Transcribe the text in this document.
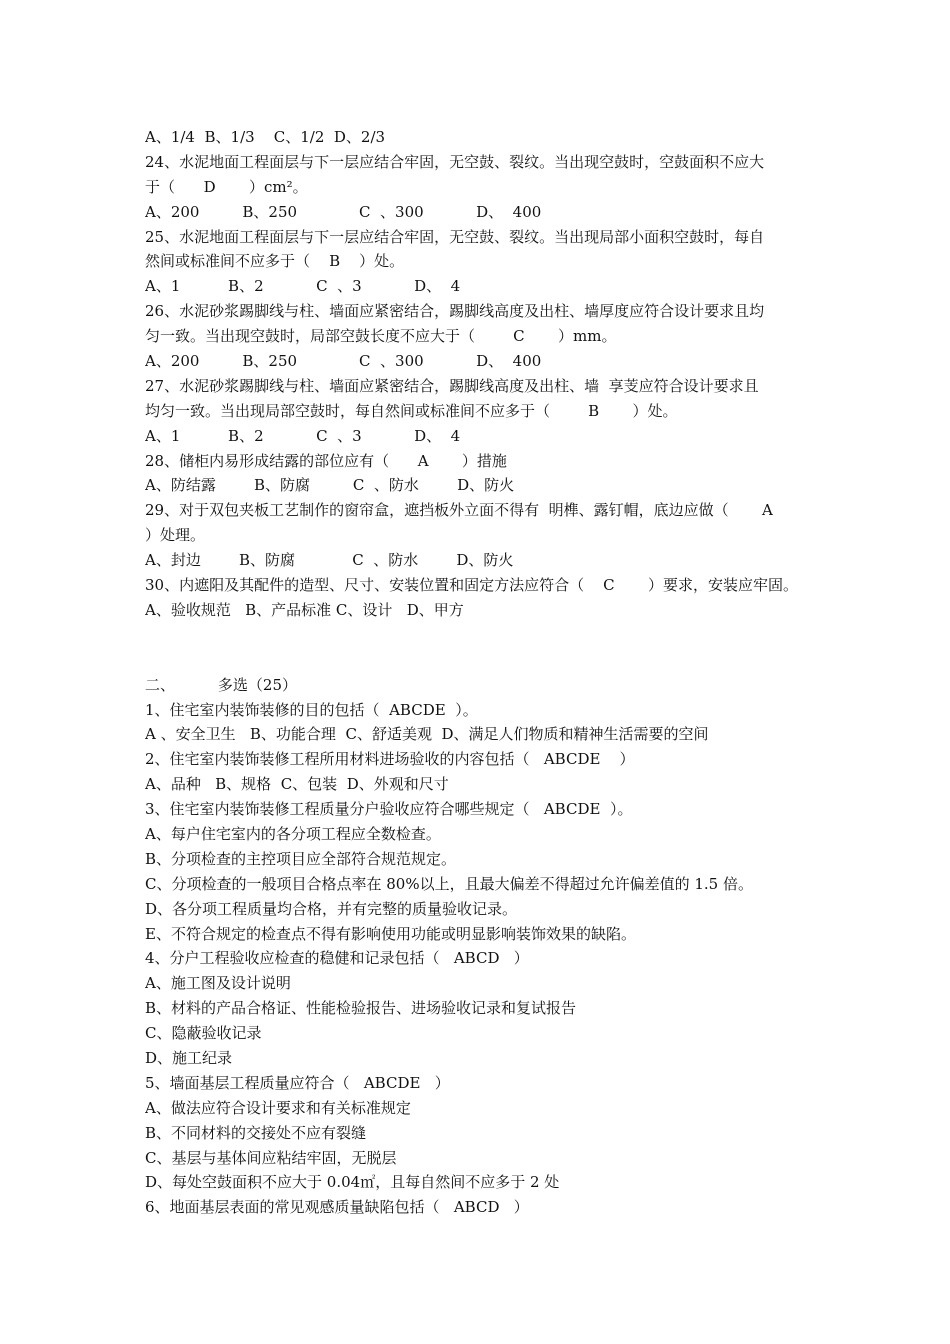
A、1/4  B、1/3    C、1/2  D、2/3
24、水泥地面工程面层与下一层应结合牢固，无空鼓、裂纹。当出现空鼓时，空鼓面积不应大
于（      D       ）cm²。
A、200         B、250             C  、300           D、  400
25、水泥地面工程面层与下一层应结合牢固，无空鼓、裂纹。当出现局部小面积空鼓时，每自
然间或标准间不应多于（    B    ）处。
A、1          B、2           C  、3           D、  4
26、水泥砂浆踢脚线与柱、墙面应紧密结合，踢脚线高度及出柱、墙厚度应符合设计要求且均
匀一致。当出现空鼓时，局部空鼓长度不应大于（        C       ）mm。
A、200         B、250             C  、300           D、  400
27、水泥砂浆踢脚线与柱、墙面应紧密结合，踢脚线高度及出柱、墙  享芰应符合设计要求且
均匀一致。当出现局部空鼓时，每自然间或标准间不应多于（        B       ）处。
A、1          B、2           C  、3           D、  4
28、储柜内易形成结露的部位应有（      A       ）措施
A、防结露        B、防腐         C  、防水        D、防火
29、对于双包夹板工艺制作的窗帘盒，遮挡板外立面不得有  明榫、露钉帽，底边应做（       A
）处理。
A、封边        B、防腐            C  、防水        D、防火
30、内遮阳及其配件的造型、尺寸、安装位置和固定方法应符合（    C       ）要求，安装应牢固。
A、验收规范   B、产品标准 C、设计   D、甲方
二、         多选（25）
1、住宅室内装饰装修的目的包括（  ABCDE  ）。
A 、安全卫生   B、功能合理  C、舒适美观  D、满足人们物质和精神生活需要的空间
2、住宅室内装饰装修工程所用材料进场验收的内容包括（   ABCDE    ）
A、品种   B、规格  C、包装  D、外观和尺寸
3、住宅室内装饰装修工程质量分户验收应符合哪些规定（   ABCDE  ）。
A、每户住宅室内的各分项工程应全数检查。
B、分项检查的主控项目应全部符合规范规定。
C、分项检查的一般项目合格点率在 80%以上，且最大偏差不得超过允许偏差值的 1.5 倍。
D、各分项工程质量均合格，并有完整的质量验收记录。
E、不符合规定的检查点不得有影响使用功能或明显影响装饰效果的缺陷。
4、分户工程验收应检查的稳健和记录包括（   ABCD   ）
A、施工图及设计说明
B、材料的产品合格证、性能检验报告、进场验收记录和复试报告
C、隐蔽验收记录
D、施工纪录
5、墙面基层工程质量应符合（   ABCDE   ）
A、做法应符合设计要求和有关标准规定
B、不同材料的交接处不应有裂缝
C、基层与基体间应粘结牢固，无脱层
D、每处空鼓面积不应大于 0.04㎡，且每自然间不应多于 2 处
6、地面基层表面的常见观感质量缺陷包括（   ABCD   ）
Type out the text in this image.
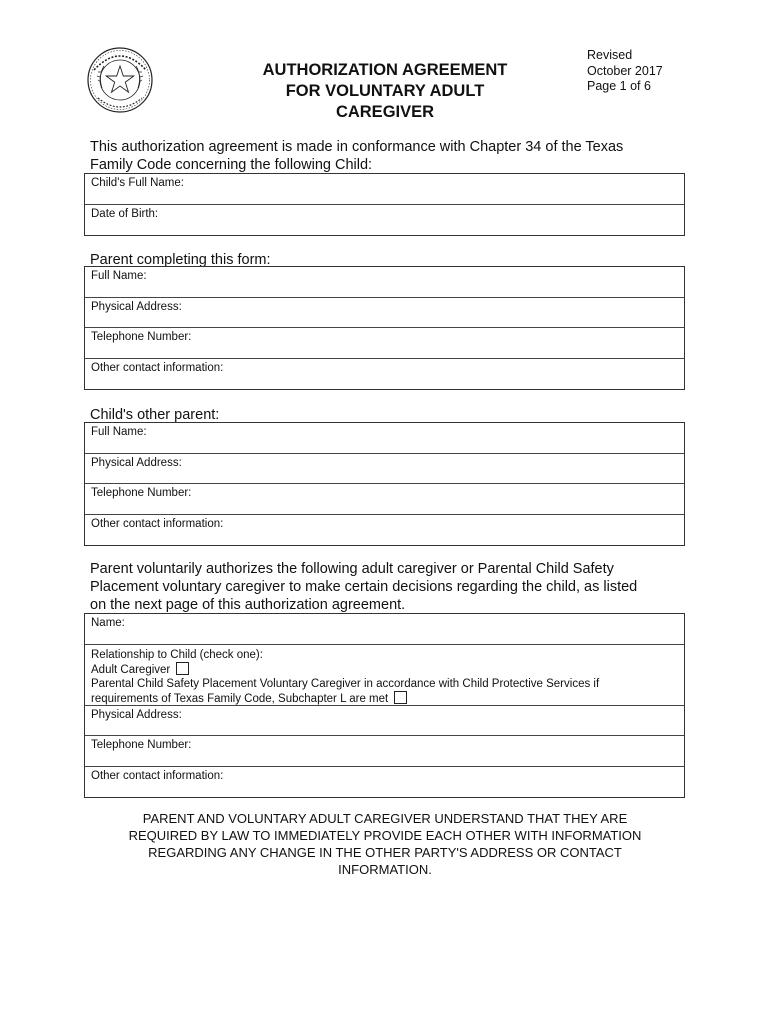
AUTHORIZATION AGREEMENT
FOR VOLUNTARY ADULT
CAREGIVER
Revised
October 2017
Page 1 of 6
This authorization agreement is made in conformance with Chapter 34 of the Texas
Family Code concerning the following Child:
Child's Full Name:
Date of Birth:
Parent completing this form:
Full Name:
Physical Address:
Telephone Number:
Other contact information:
Child's other parent:
Full Name:
Physical Address:
Telephone Number:
Other contact information:
Parent voluntarily authorizes the following adult caregiver or Parental Child Safety
Placement voluntary caregiver to make certain decisions regarding the child, as listed
on the next page of this authorization agreement.
Name:
Relationship to Child (check one):
Adult Caregiver
Parental Child Safety Placement Voluntary Caregiver in accordance with Child Protective Services if
requirements of Texas Family Code, Subchapter L are met
Physical Address:
Telephone Number:
Other contact information:
PARENT AND VOLUNTARY ADULT CAREGIVER UNDERSTAND THAT THEY ARE
REQUIRED BY LAW TO IMMEDIATELY PROVIDE EACH OTHER WITH INFORMATION
REGARDING ANY CHANGE IN THE OTHER PARTY'S ADDRESS OR CONTACT
INFORMATION.
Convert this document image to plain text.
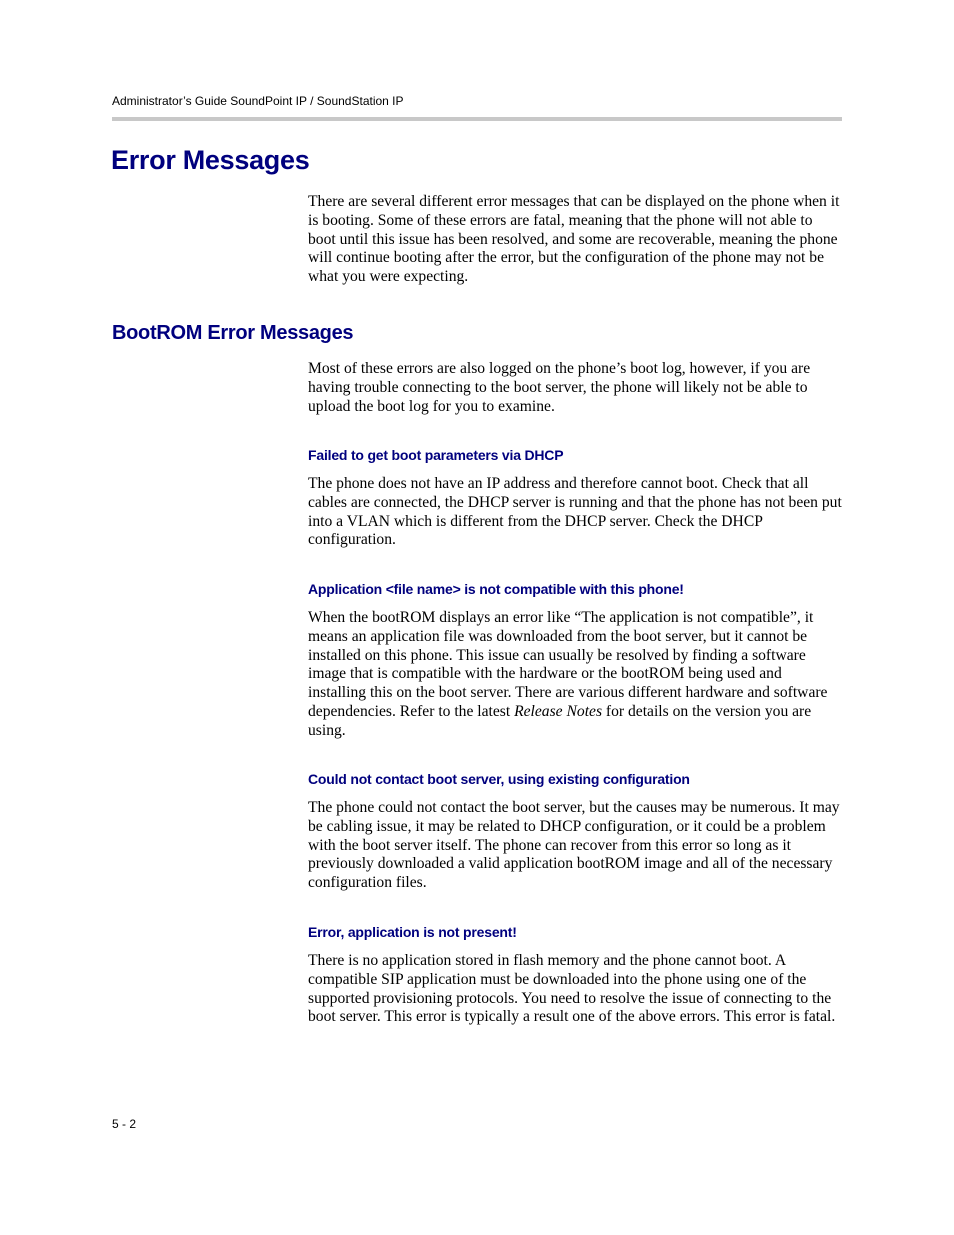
Administrator’s Guide SoundPoint IP / SoundStation IP
Error Messages

There are several different error messages that can be displayed on the phone when it is booting. Some of these errors are fatal, meaning that the phone will not able to boot until this issue has been resolved, and some are recoverable, meaning the phone will continue booting after the error, but the configuration of the phone may not be what you were expecting.

BootROM Error Messages

Most of these errors are also logged on the phone’s boot log, however, if you are having trouble connecting to the boot server, the phone will likely not be able to upload the boot log for you to examine.

Failed to get boot parameters via DHCP

The phone does not have an IP address and therefore cannot boot. Check that all cables are connected, the DHCP server is running and that the phone has not been put into a VLAN which is different from the DHCP server. Check the DHCP configuration.

Application <file name> is not compatible with this phone!

When the bootROM displays an error like “The application is not compatible”, it means an application file was downloaded from the boot server, but it cannot be installed on this phone. This issue can usually be resolved by finding a software image that is compatible with the hardware or the bootROM being used and installing this on the boot server. There are various different hardware and software dependencies. Refer to the latest Release Notes for details on the version you are using.

Could not contact boot server, using existing configuration

The phone could not contact the boot server, but the causes may be numerous. It may be cabling issue, it may be related to DHCP configuration, or it could be a problem with the boot server itself. The phone can recover from this error so long as it previously downloaded a valid application bootROM image and all of the necessary configuration files.

Error, application is not present!

There is no application stored in flash memory and the phone cannot boot. A compatible SIP application must be downloaded into the phone using one of the supported provisioning protocols. You need to resolve the issue of connecting to the boot server. This error is typically a result one of the above errors. This error is fatal.

5 - 2
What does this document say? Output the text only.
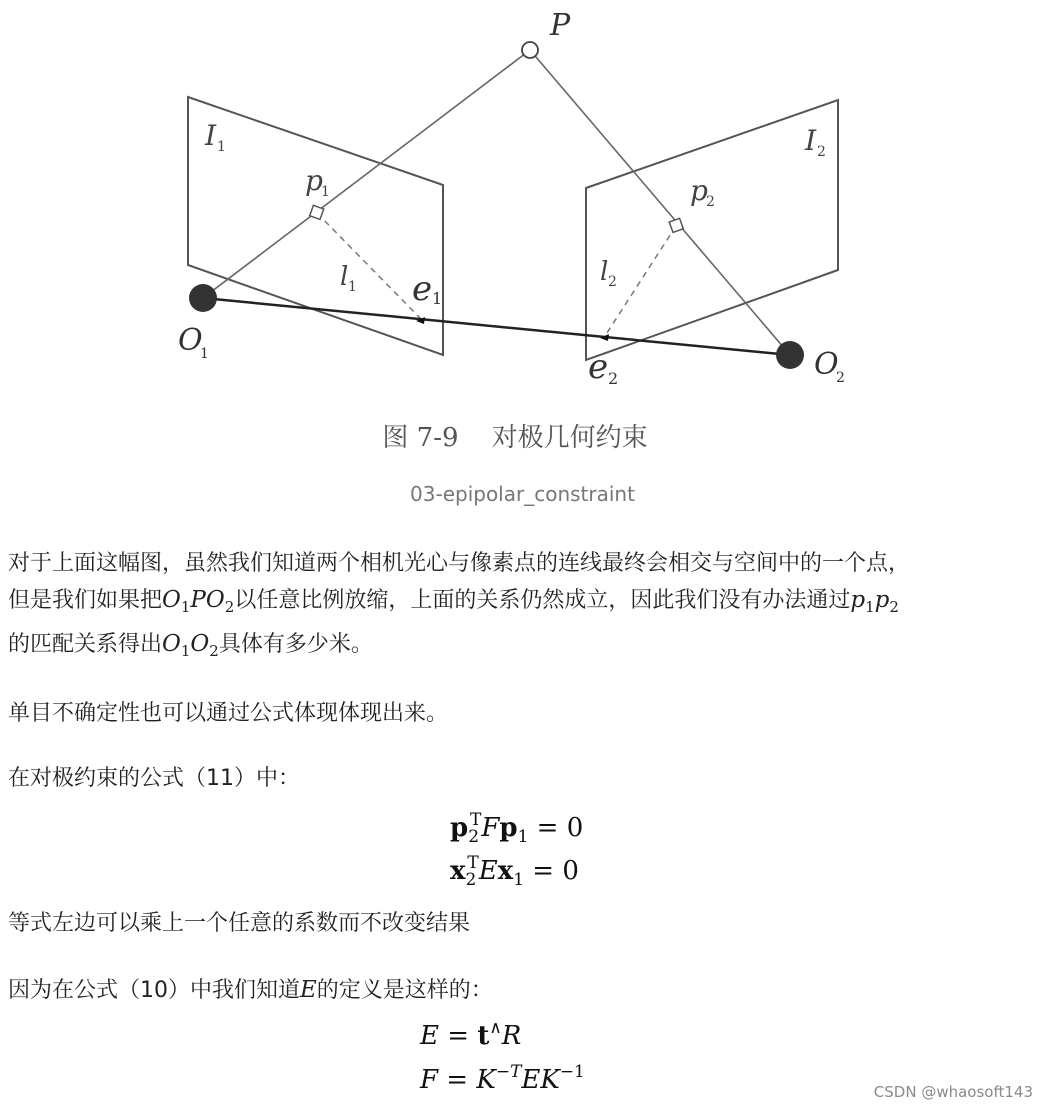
P
I 1	I 2
p
1	p
2
l 1	l 2
e 1
e 2
O
1	O
2
图 7-9    对极几何约束
03-epipolar_constraint

对于上面这幅图，虽然我们知道两个相机光心与像素点的连线最终会相交与空间中的一个点，
但是我们如果把$O_1PO_2$以任意比例放缩，上面的关系仍然成立，因此我们没有办法通过$p_1p_2$
的匹配关系得出$O_1O_2$具体有多少米。

单目不确定性也可以通过公式体现体现出来。

在对极约束的公式（11）中：

$p_2^TFp_1 = 0$
$x_2^TEx_1 = 0$

等式左边可以乘上一个任意的系数而不改变结果

因为在公式（10）中我们知道E的定义是这样的：

E = t∧R
$F = K^{-T}EK^{-1}$
CSDN @whaosoft143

**PROBLEM TO WORK ON**:
Your task is to give again, unchanged, the lines from the line that contains "What does this" to the end of the records. Include both end lines but no pictures.

**WRITTEN RESPONSE**:
What does this document say? Output the text only.
P
I 1	I 2
p
1	p
2
l 1	l 2
e 1
e 2
O
1	O
2
图 7-9    对极几何约束
03-epipolar_constraint

对于上面这幅图，虽然我们知道两个相机光心与像素点的连线最终会相交与空间中的一个点，
但是我们如果把$O_1PO_2$以任意比例放缩，上面的关系仍然成立，因此我们没有办法通过$p_1p_2$
的匹配关系得出$O_1O_2$具体有多少米。

单目不确定性也可以通过公式体现体现出来。

在对极约束的公式（11）中：

$p_2^TFp_1 = 0$
$x_2^TEx_1 = 0$

等式左边可以乘上一个任意的系数而不改变结果

因为在公式（10）中我们知道E的定义是这样的：

E = t∧R
$F = K^{-T}EK^{-1}$
CSDN @whaosoft143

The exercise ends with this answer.